(Dataset entries)
+ + + + + + +
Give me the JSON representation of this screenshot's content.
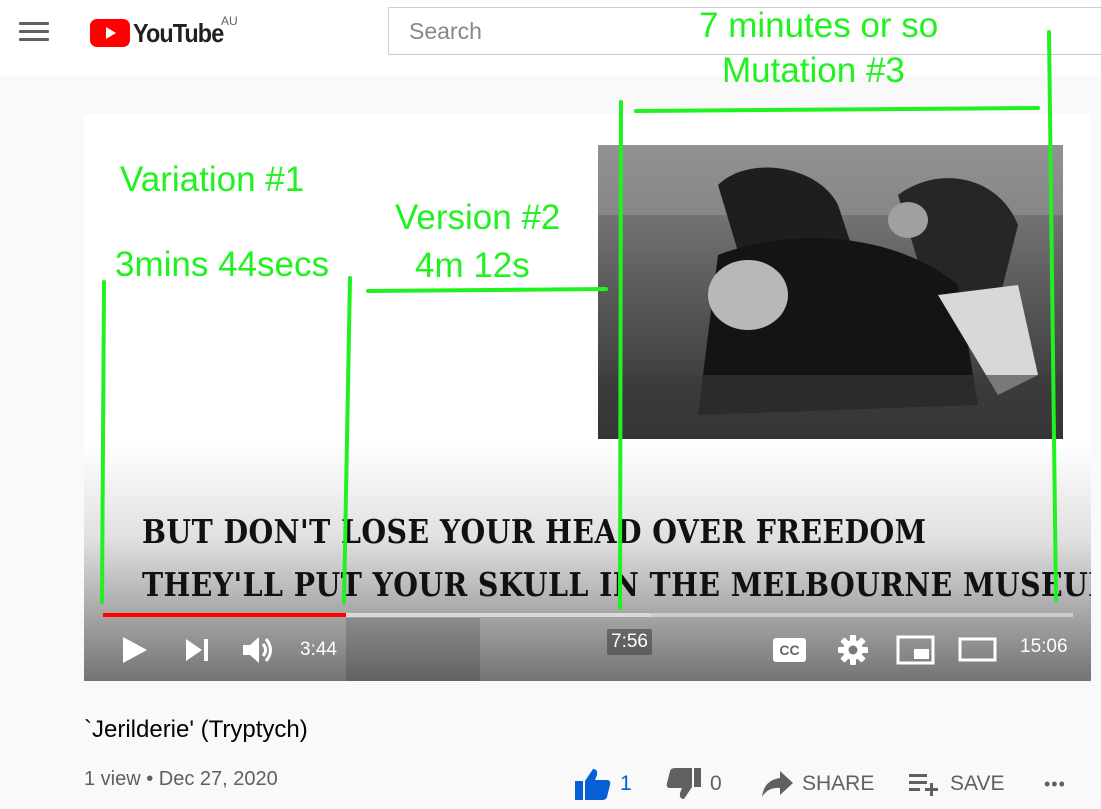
{
  "header": {
    "logo_text": "YouTube",
    "region": "AU",
    "search_placeholder": "Search"
  },
  "player": {
    "subtitle_line1": "BUT DON'T LOSE YOUR HEAD OVER FREEDOM",
    "subtitle_line2": "THEY'LL PUT YOUR SKULL IN THE MELBOURNE MUSEUM",
    "time_current": "3:44",
    "time_hover": "7:56",
    "time_total": "15:06",
    "progress_played": 0.25,
    "progress_buffered": 0.565,
    "cc_label": "CC"
  },
  "annotations": {
    "label1": "Variation #1",
    "label1_time": "3mins 44secs",
    "label2": "Version #2",
    "label2_time": "4m 12s",
    "label3": "7 minutes or so",
    "label3_name": "Mutation #3",
    "color": "#1ff21f"
  },
  "video": {
    "title": "`Jerilderie' (Tryptych)",
    "meta": "1 view • Dec 27, 2020",
    "likes": "1",
    "dislikes": "0",
    "share_label": "SHARE",
    "save_label": "SAVE",
    "more_label": "•••"
  },
  "colors": {
    "brand_red": "#ff0000",
    "like_blue": "#065fd4"
  }
}
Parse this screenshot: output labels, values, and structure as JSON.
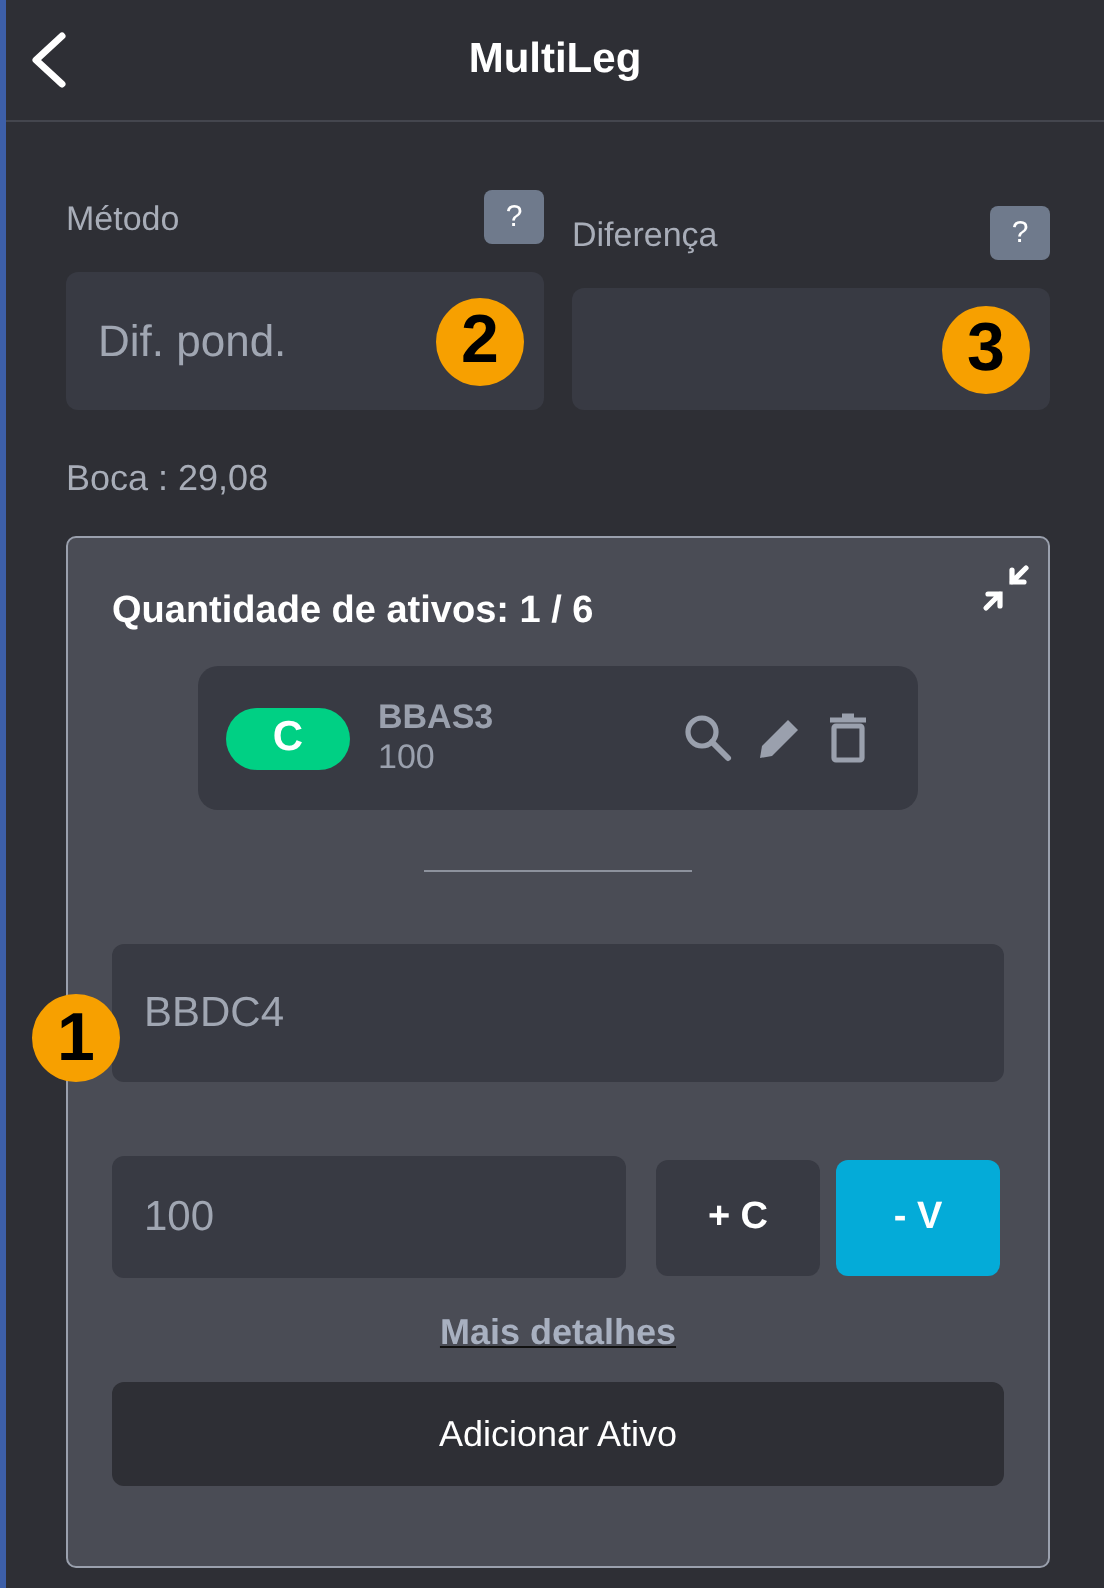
{
  "header": {
    "title": "MultiLeg"
  },
  "fields": [
    {
      "label": "Método",
      "help": "?",
      "value": "Dif. pond."
    },
    {
      "label": "Diferença",
      "help": "?"
    }
  ],
  "boca": "Boca : 29,08",
  "card": {
    "title": "Quantidade de ativos: 1 / 6",
    "assets": [
      {
        "side": "C",
        "color": "#00d084",
        "ticker": "BBAS3",
        "quantity": "100"
      }
    ],
    "ticker_field": {
      "placeholder": "BBDC4"
    },
    "quantity_field": {
      "placeholder": "100"
    },
    "sides": [
      {
        "label": "+ C",
        "selected": false
      },
      {
        "label": "- V",
        "selected": true
      }
    ],
    "details_link": "Mais detalhes",
    "add_button": "Adicionar Ativo"
  },
  "markers": [
    {
      "label": "2",
      "kind": "method"
    },
    {
      "label": "3",
      "kind": "difference"
    },
    {
      "label": "1",
      "kind": "ticker"
    }
  ]
}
+ + + + + + +
-- YOUR OBJECTIVE --
Using the records above, extract exactly and only the lines from the one with "Parse this screenshot: output" through the final line, inclusive, leaving out pictures.

-- TASK SOLUTION --
Parse this screenshot: output labels, values, and structure as JSON.
{
  "header": {
    "title": "MultiLeg"
  },
  "fields": [
    {
      "label": "Método",
      "help": "?",
      "value": "Dif. pond."
    },
    {
      "label": "Diferença",
      "help": "?"
    }
  ],
  "boca": "Boca : 29,08",
  "card": {
    "title": "Quantidade de ativos: 1 / 6",
    "assets": [
      {
        "side": "C",
        "color": "#00d084",
        "ticker": "BBAS3",
        "quantity": "100"
      }
    ],
    "ticker_field": {
      "placeholder": "BBDC4"
    },
    "quantity_field": {
      "placeholder": "100"
    },
    "sides": [
      {
        "label": "+ C",
        "selected": false
      },
      {
        "label": "- V",
        "selected": true
      }
    ],
    "details_link": "Mais detalhes",
    "add_button": "Adicionar Ativo"
  },
  "markers": [
    {
      "label": "2",
      "kind": "method"
    },
    {
      "label": "3",
      "kind": "difference"
    },
    {
      "label": "1",
      "kind": "ticker"
    }
  ]
}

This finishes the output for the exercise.